▶ _Provided records_
▬▬▬▬▬▬

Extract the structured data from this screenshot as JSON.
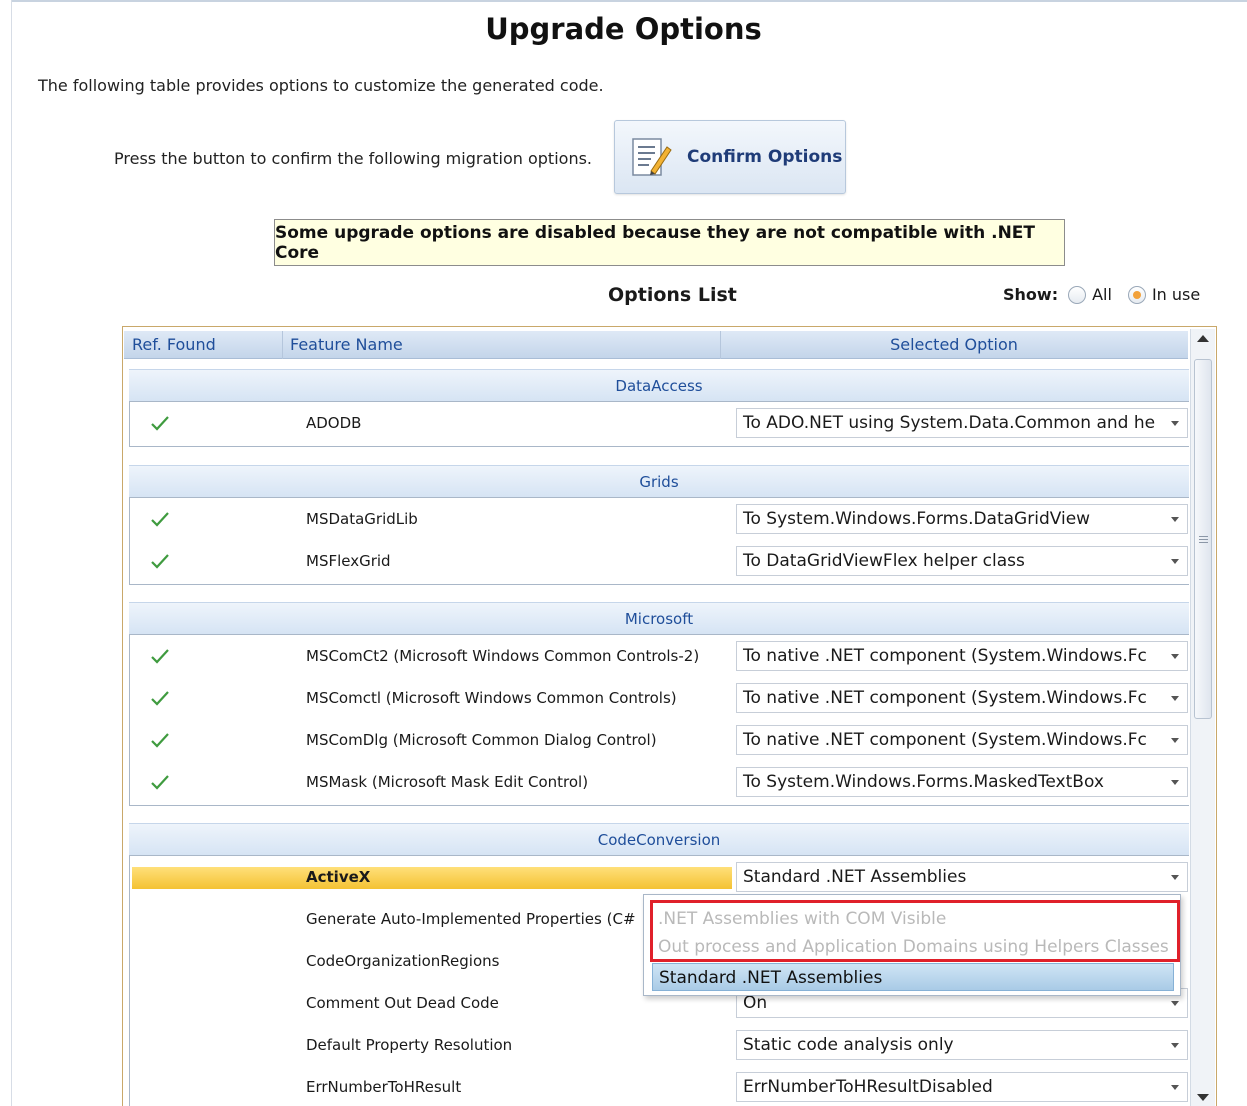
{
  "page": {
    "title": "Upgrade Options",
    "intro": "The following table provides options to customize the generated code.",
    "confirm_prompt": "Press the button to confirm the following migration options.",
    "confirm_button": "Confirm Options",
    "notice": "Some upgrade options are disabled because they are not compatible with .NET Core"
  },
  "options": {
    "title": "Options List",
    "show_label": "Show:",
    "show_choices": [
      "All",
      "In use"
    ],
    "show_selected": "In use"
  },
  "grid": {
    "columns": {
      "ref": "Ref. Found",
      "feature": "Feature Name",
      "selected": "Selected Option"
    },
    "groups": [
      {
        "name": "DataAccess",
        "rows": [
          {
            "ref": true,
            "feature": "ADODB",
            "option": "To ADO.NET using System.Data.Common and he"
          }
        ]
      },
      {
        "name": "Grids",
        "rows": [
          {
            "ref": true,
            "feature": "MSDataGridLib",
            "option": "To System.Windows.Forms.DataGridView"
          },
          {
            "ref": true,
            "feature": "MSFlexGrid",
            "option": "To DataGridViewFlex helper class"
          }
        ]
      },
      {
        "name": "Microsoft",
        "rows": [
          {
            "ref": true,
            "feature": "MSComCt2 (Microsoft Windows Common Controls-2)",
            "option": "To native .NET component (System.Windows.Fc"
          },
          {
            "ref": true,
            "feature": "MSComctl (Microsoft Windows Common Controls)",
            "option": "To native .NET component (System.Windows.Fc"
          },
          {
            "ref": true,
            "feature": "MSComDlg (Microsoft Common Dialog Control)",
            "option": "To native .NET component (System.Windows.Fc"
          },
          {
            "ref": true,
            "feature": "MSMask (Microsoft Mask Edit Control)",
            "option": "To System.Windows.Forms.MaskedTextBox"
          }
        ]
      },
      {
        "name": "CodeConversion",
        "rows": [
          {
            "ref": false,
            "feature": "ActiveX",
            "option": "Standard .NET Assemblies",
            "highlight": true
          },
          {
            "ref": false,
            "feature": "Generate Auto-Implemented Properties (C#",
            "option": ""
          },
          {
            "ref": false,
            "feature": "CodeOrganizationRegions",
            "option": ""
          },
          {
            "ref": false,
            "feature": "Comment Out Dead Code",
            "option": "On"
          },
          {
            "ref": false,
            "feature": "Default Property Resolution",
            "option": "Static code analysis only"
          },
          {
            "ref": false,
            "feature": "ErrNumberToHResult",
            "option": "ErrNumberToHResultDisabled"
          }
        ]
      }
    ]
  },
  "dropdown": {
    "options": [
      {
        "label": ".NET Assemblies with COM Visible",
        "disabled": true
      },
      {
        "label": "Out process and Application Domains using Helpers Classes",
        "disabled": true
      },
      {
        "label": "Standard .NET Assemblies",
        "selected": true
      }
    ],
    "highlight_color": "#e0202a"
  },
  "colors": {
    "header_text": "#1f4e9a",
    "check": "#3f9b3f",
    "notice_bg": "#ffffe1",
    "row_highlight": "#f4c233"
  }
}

▬▬▬▬▬▬

▶ _Given task_
Quote the data above in full and without alteration; skip the pictures.

▶ _Result of this exercise_
Extract the structured data from this screenshot as JSON.
{
  "page": {
    "title": "Upgrade Options",
    "intro": "The following table provides options to customize the generated code.",
    "confirm_prompt": "Press the button to confirm the following migration options.",
    "confirm_button": "Confirm Options",
    "notice": "Some upgrade options are disabled because they are not compatible with .NET Core"
  },
  "options": {
    "title": "Options List",
    "show_label": "Show:",
    "show_choices": [
      "All",
      "In use"
    ],
    "show_selected": "In use"
  },
  "grid": {
    "columns": {
      "ref": "Ref. Found",
      "feature": "Feature Name",
      "selected": "Selected Option"
    },
    "groups": [
      {
        "name": "DataAccess",
        "rows": [
          {
            "ref": true,
            "feature": "ADODB",
            "option": "To ADO.NET using System.Data.Common and he"
          }
        ]
      },
      {
        "name": "Grids",
        "rows": [
          {
            "ref": true,
            "feature": "MSDataGridLib",
            "option": "To System.Windows.Forms.DataGridView"
          },
          {
            "ref": true,
            "feature": "MSFlexGrid",
            "option": "To DataGridViewFlex helper class"
          }
        ]
      },
      {
        "name": "Microsoft",
        "rows": [
          {
            "ref": true,
            "feature": "MSComCt2 (Microsoft Windows Common Controls-2)",
            "option": "To native .NET component (System.Windows.Fc"
          },
          {
            "ref": true,
            "feature": "MSComctl (Microsoft Windows Common Controls)",
            "option": "To native .NET component (System.Windows.Fc"
          },
          {
            "ref": true,
            "feature": "MSComDlg (Microsoft Common Dialog Control)",
            "option": "To native .NET component (System.Windows.Fc"
          },
          {
            "ref": true,
            "feature": "MSMask (Microsoft Mask Edit Control)",
            "option": "To System.Windows.Forms.MaskedTextBox"
          }
        ]
      },
      {
        "name": "CodeConversion",
        "rows": [
          {
            "ref": false,
            "feature": "ActiveX",
            "option": "Standard .NET Assemblies",
            "highlight": true
          },
          {
            "ref": false,
            "feature": "Generate Auto-Implemented Properties (C#",
            "option": ""
          },
          {
            "ref": false,
            "feature": "CodeOrganizationRegions",
            "option": ""
          },
          {
            "ref": false,
            "feature": "Comment Out Dead Code",
            "option": "On"
          },
          {
            "ref": false,
            "feature": "Default Property Resolution",
            "option": "Static code analysis only"
          },
          {
            "ref": false,
            "feature": "ErrNumberToHResult",
            "option": "ErrNumberToHResultDisabled"
          }
        ]
      }
    ]
  },
  "dropdown": {
    "options": [
      {
        "label": ".NET Assemblies with COM Visible",
        "disabled": true
      },
      {
        "label": "Out process and Application Domains using Helpers Classes",
        "disabled": true
      },
      {
        "label": "Standard .NET Assemblies",
        "selected": true
      }
    ],
    "highlight_color": "#e0202a"
  },
  "colors": {
    "header_text": "#1f4e9a",
    "check": "#3f9b3f",
    "notice_bg": "#ffffe1",
    "row_highlight": "#f4c233"
  }
}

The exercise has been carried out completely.